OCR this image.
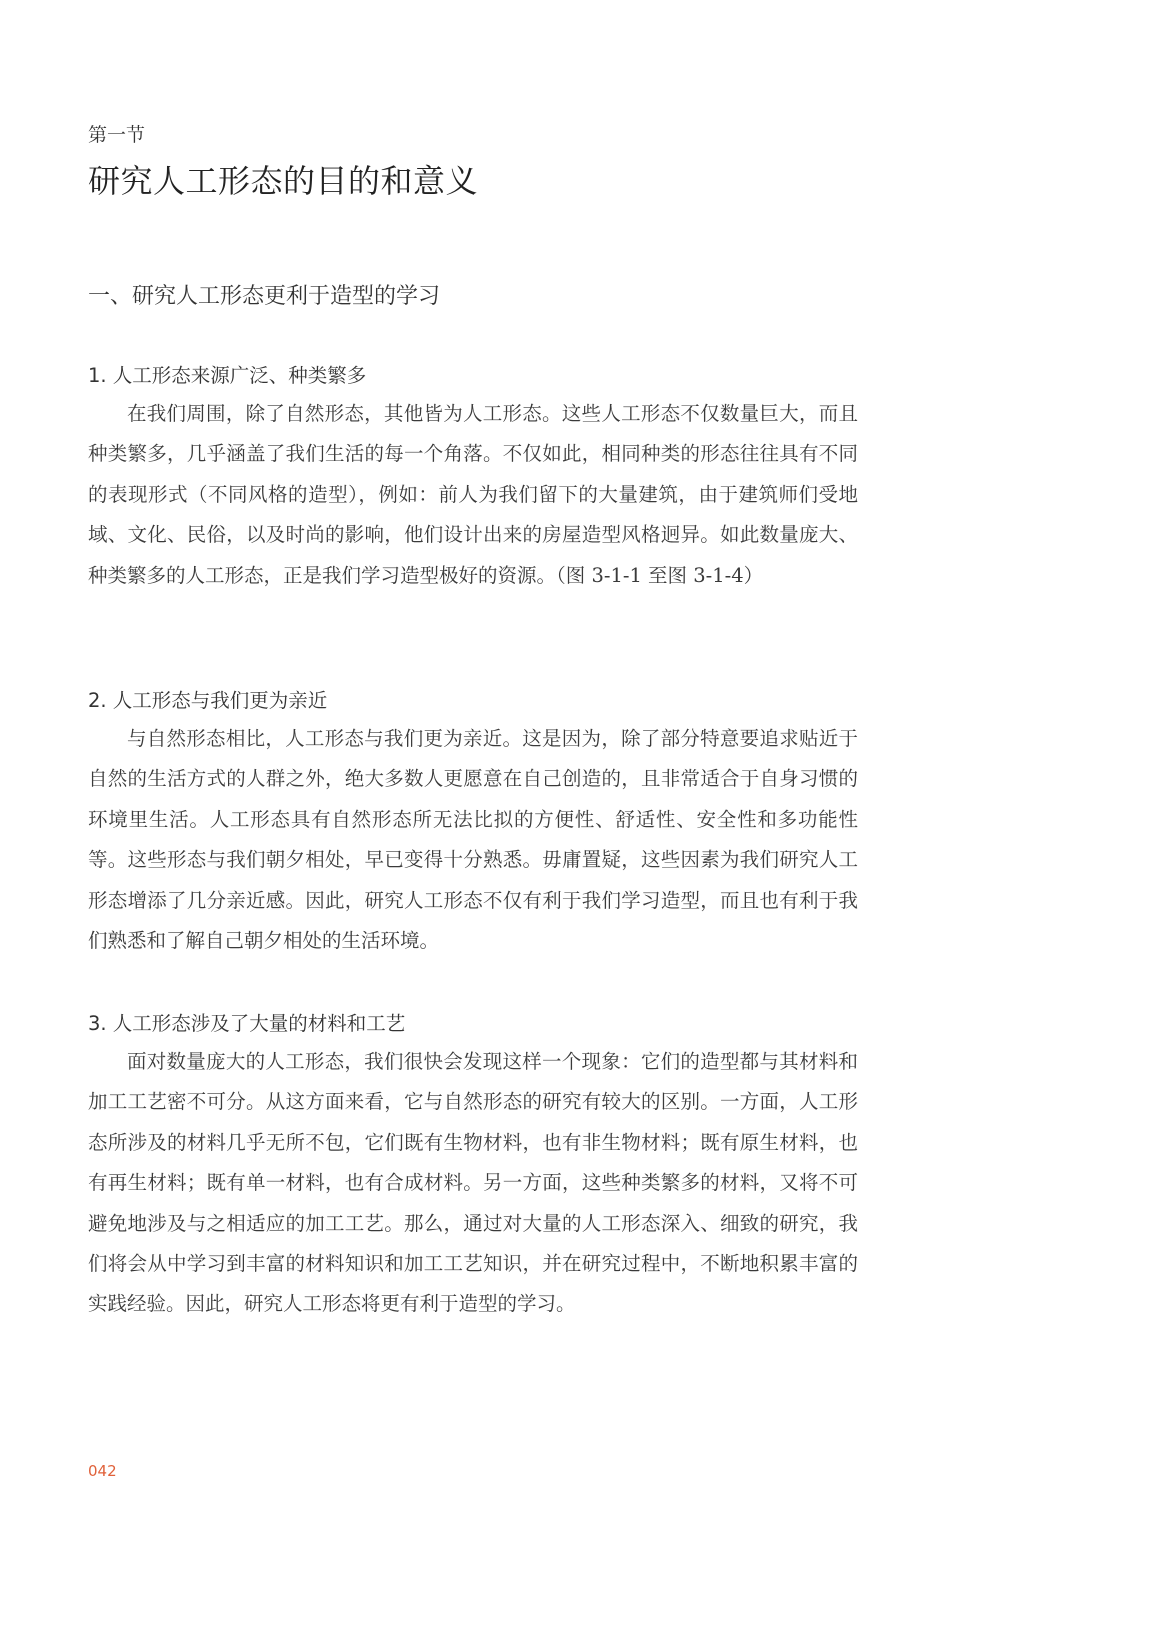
第一节
研究人工形态的目的和意义
一、研究人工形态更利于造型的学习
1. 人工形态来源广泛、种类繁多

在我们周围，除了自然形态，其他皆为人工形态。这些人工形态不仅数量巨大，而且种类繁多，几乎涵盖了我们生活的每一个角落。不仅如此，相同种类的形态往往具有不同的表现形式（不同风格的造型），例如：前人为我们留下的大量建筑，由于建筑师们受地域、文化、民俗，以及时尚的影响，他们设计出来的房屋造型风格迥异。如此数量庞大、种类繁多的人工形态，正是我们学习造型极好的资源。（图 3-1-1 至图 3-1-4）

2. 人工形态与我们更为亲近

与自然形态相比，人工形态与我们更为亲近。这是因为，除了部分特意要追求贴近于自然的生活方式的人群之外，绝大多数人更愿意在自己创造的，且非常适合于自身习惯的环境里生活。人工形态具有自然形态所无法比拟的方便性、舒适性、安全性和多功能性等。这些形态与我们朝夕相处，早已变得十分熟悉。毋庸置疑，这些因素为我们研究人工形态增添了几分亲近感。因此，研究人工形态不仅有利于我们学习造型，而且也有利于我们熟悉和了解自己朝夕相处的生活环境。

3. 人工形态涉及了大量的材料和工艺

面对数量庞大的人工形态，我们很快会发现这样一个现象：它们的造型都与其材料和加工工艺密不可分。从这方面来看，它与自然形态的研究有较大的区别。一方面，人工形态所涉及的材料几乎无所不包，它们既有生物材料，也有非生物材料；既有原生材料，也有再生材料；既有单一材料，也有合成材料。另一方面，这些种类繁多的材料，又将不可避免地涉及与之相适应的加工工艺。那么，通过对大量的人工形态深入、细致的研究，我们将会从中学习到丰富的材料知识和加工工艺知识，并在研究过程中，不断地积累丰富的实践经验。因此，研究人工形态将更有利于造型的学习。

042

[What needs to be done]
All the records need to be repeated exactly, with the images dropped.

[Full response]
OCR this image.
第一节
研究人工形态的目的和意义
一、研究人工形态更利于造型的学习
1. 人工形态来源广泛、种类繁多

在我们周围，除了自然形态，其他皆为人工形态。这些人工形态不仅数量巨大，而且种类繁多，几乎涵盖了我们生活的每一个角落。不仅如此，相同种类的形态往往具有不同的表现形式（不同风格的造型），例如：前人为我们留下的大量建筑，由于建筑师们受地域、文化、民俗，以及时尚的影响，他们设计出来的房屋造型风格迥异。如此数量庞大、种类繁多的人工形态，正是我们学习造型极好的资源。（图 3-1-1 至图 3-1-4）

2. 人工形态与我们更为亲近

与自然形态相比，人工形态与我们更为亲近。这是因为，除了部分特意要追求贴近于自然的生活方式的人群之外，绝大多数人更愿意在自己创造的，且非常适合于自身习惯的环境里生活。人工形态具有自然形态所无法比拟的方便性、舒适性、安全性和多功能性等。这些形态与我们朝夕相处，早已变得十分熟悉。毋庸置疑，这些因素为我们研究人工形态增添了几分亲近感。因此，研究人工形态不仅有利于我们学习造型，而且也有利于我们熟悉和了解自己朝夕相处的生活环境。

3. 人工形态涉及了大量的材料和工艺

面对数量庞大的人工形态，我们很快会发现这样一个现象：它们的造型都与其材料和加工工艺密不可分。从这方面来看，它与自然形态的研究有较大的区别。一方面，人工形态所涉及的材料几乎无所不包，它们既有生物材料，也有非生物材料；既有原生材料，也有再生材料；既有单一材料，也有合成材料。另一方面，这些种类繁多的材料，又将不可避免地涉及与之相适应的加工工艺。那么，通过对大量的人工形态深入、细致的研究，我们将会从中学习到丰富的材料知识和加工工艺知识，并在研究过程中，不断地积累丰富的实践经验。因此，研究人工形态将更有利于造型的学习。

042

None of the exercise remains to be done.